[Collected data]

§ §

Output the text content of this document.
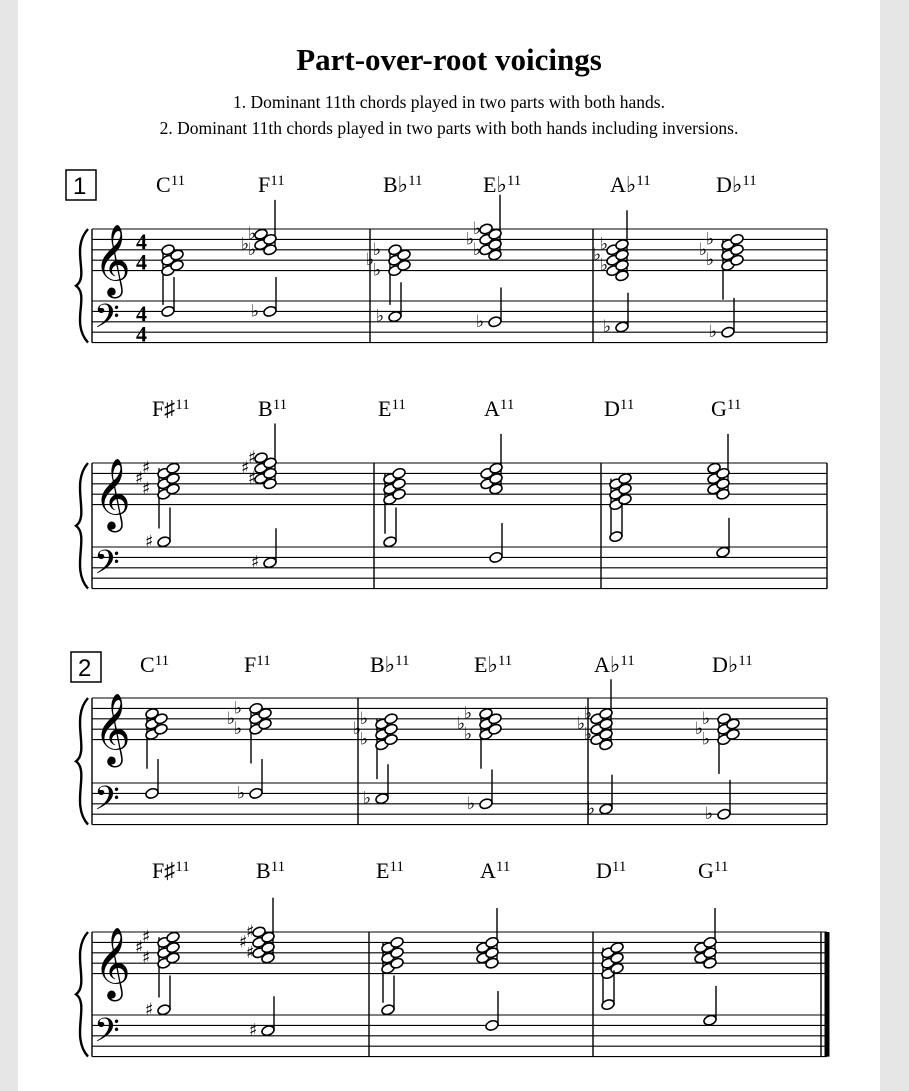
Part-over-root voicings
1. Dominant 11th chords played in two parts with both hands.
2. Dominant 11th chords played in two parts with both hands including inversions.
𝄞
𝄢
4
4
4
4
1	$C^{11}$	$F^{11}$	B♭$^{11}$	E♭$^{11}$	A♭$^{11}$	D♭$^{11}$
♭
♭
♭	♭
♭
♭
♭
♭
♭	♭
♭
♭
♭
♭
♭
♭	♭	♭	♭	♭
𝄞
𝄢
F♯$^{11}$	$B^{11}$	$E^{11}$	$A^{11}$	$D^{11}$	$G^{11}$
♯
♯
♯
♯
♯
♯
♯
♯
𝄞
𝄢
2 $C^{11}$	$F^{11}$	B♭$^{11}$	E♭$^{11}$	A♭$^{11}$	D♭$^{11}$
♭
♭
♭
♭
♭
♭
♭
♭
♭
♭
♭
♭
♭
♭
♭
♭	♭	♭	♭	♭
𝄞
𝄢
F♯$^{11}$	$B^{11}$	$E^{11}$	$A^{11}$	$D^{11}$	$G^{11}$
♯
♯
♯
♯
♯
♯
♯
♯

§ §

- _WORK INSTRUCTIONS_
Images in the records should not be copied. Repeat all the rest exactly.

- _ANSWER TO THE TASK_
Output the text content of this document.
Part-over-root voicings
1. Dominant 11th chords played in two parts with both hands.
2. Dominant 11th chords played in two parts with both hands including inversions.
𝄞
𝄢
4
4
4
4
1	$C^{11}$	$F^{11}$	B♭$^{11}$	E♭$^{11}$	A♭$^{11}$	D♭$^{11}$
♭
♭
♭	♭
♭
♭
♭
♭
♭	♭
♭
♭
♭
♭
♭
♭	♭	♭	♭	♭
𝄞
𝄢
F♯$^{11}$	$B^{11}$	$E^{11}$	$A^{11}$	$D^{11}$	$G^{11}$
♯
♯
♯
♯
♯
♯
♯
♯
𝄞
𝄢
2 $C^{11}$	$F^{11}$	B♭$^{11}$	E♭$^{11}$	A♭$^{11}$	D♭$^{11}$
♭
♭
♭
♭
♭
♭
♭
♭
♭
♭
♭
♭
♭
♭
♭
♭	♭	♭	♭	♭
𝄞
𝄢
F♯$^{11}$	$B^{11}$	$E^{11}$	$A^{11}$	$D^{11}$	$G^{11}$
♯
♯
♯
♯
♯
♯
♯
♯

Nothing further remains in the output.